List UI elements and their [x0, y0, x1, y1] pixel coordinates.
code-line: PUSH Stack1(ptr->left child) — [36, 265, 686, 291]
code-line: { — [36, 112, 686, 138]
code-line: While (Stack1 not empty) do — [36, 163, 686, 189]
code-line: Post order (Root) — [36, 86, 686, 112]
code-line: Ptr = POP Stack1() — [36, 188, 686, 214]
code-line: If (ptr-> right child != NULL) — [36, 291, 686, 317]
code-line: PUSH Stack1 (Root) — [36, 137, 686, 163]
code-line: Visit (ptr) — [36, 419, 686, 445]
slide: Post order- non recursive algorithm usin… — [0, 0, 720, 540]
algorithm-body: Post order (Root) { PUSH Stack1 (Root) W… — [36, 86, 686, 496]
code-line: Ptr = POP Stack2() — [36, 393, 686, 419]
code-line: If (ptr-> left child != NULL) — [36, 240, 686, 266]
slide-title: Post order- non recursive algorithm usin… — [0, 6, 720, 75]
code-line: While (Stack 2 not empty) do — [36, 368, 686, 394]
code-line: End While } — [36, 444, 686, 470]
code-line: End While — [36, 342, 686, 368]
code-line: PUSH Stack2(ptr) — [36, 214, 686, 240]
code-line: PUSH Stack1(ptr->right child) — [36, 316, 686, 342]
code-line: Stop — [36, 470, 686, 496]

- **Request**
Express these lines as a numbered list, leaving out any blank lines.

- **Full solution**
1. List UI elements and their [x0, y0, x1, y1] pixel coordinates.
2. code-line: PUSH Stack1(ptr->left child) — [36, 265, 686, 291]
3. code-line: { — [36, 112, 686, 138]
4. code-line: While (Stack1 not empty) do — [36, 163, 686, 189]
5. code-line: Post order (Root) — [36, 86, 686, 112]
6. code-line: Ptr = POP Stack1() — [36, 188, 686, 214]
7. code-line: If (ptr-> right child != NULL) — [36, 291, 686, 317]
8. code-line: PUSH Stack1 (Root) — [36, 137, 686, 163]
9. code-line: Visit (ptr) — [36, 419, 686, 445]
10. slide: Post order- non recursive algorithm usin… — [0, 0, 720, 540]
11. algorithm-body: Post order (Root) { PUSH Stack1 (Root) W… — [36, 86, 686, 496]
12. code-line: Ptr = POP Stack2() — [36, 393, 686, 419]
13. code-line: If (ptr-> left child != NULL) — [36, 240, 686, 266]
14. slide-title: Post order- non recursive algorithm usin… — [0, 6, 720, 75]
15. code-line: While (Stack 2 not empty) do — [36, 368, 686, 394]
16. code-line: End While } — [36, 444, 686, 470]
17. code-line: End While — [36, 342, 686, 368]
18. code-line: PUSH Stack2(ptr) — [36, 214, 686, 240]
19. code-line: PUSH Stack1(ptr->right child) — [36, 316, 686, 342]
20. code-line: Stop — [36, 470, 686, 496]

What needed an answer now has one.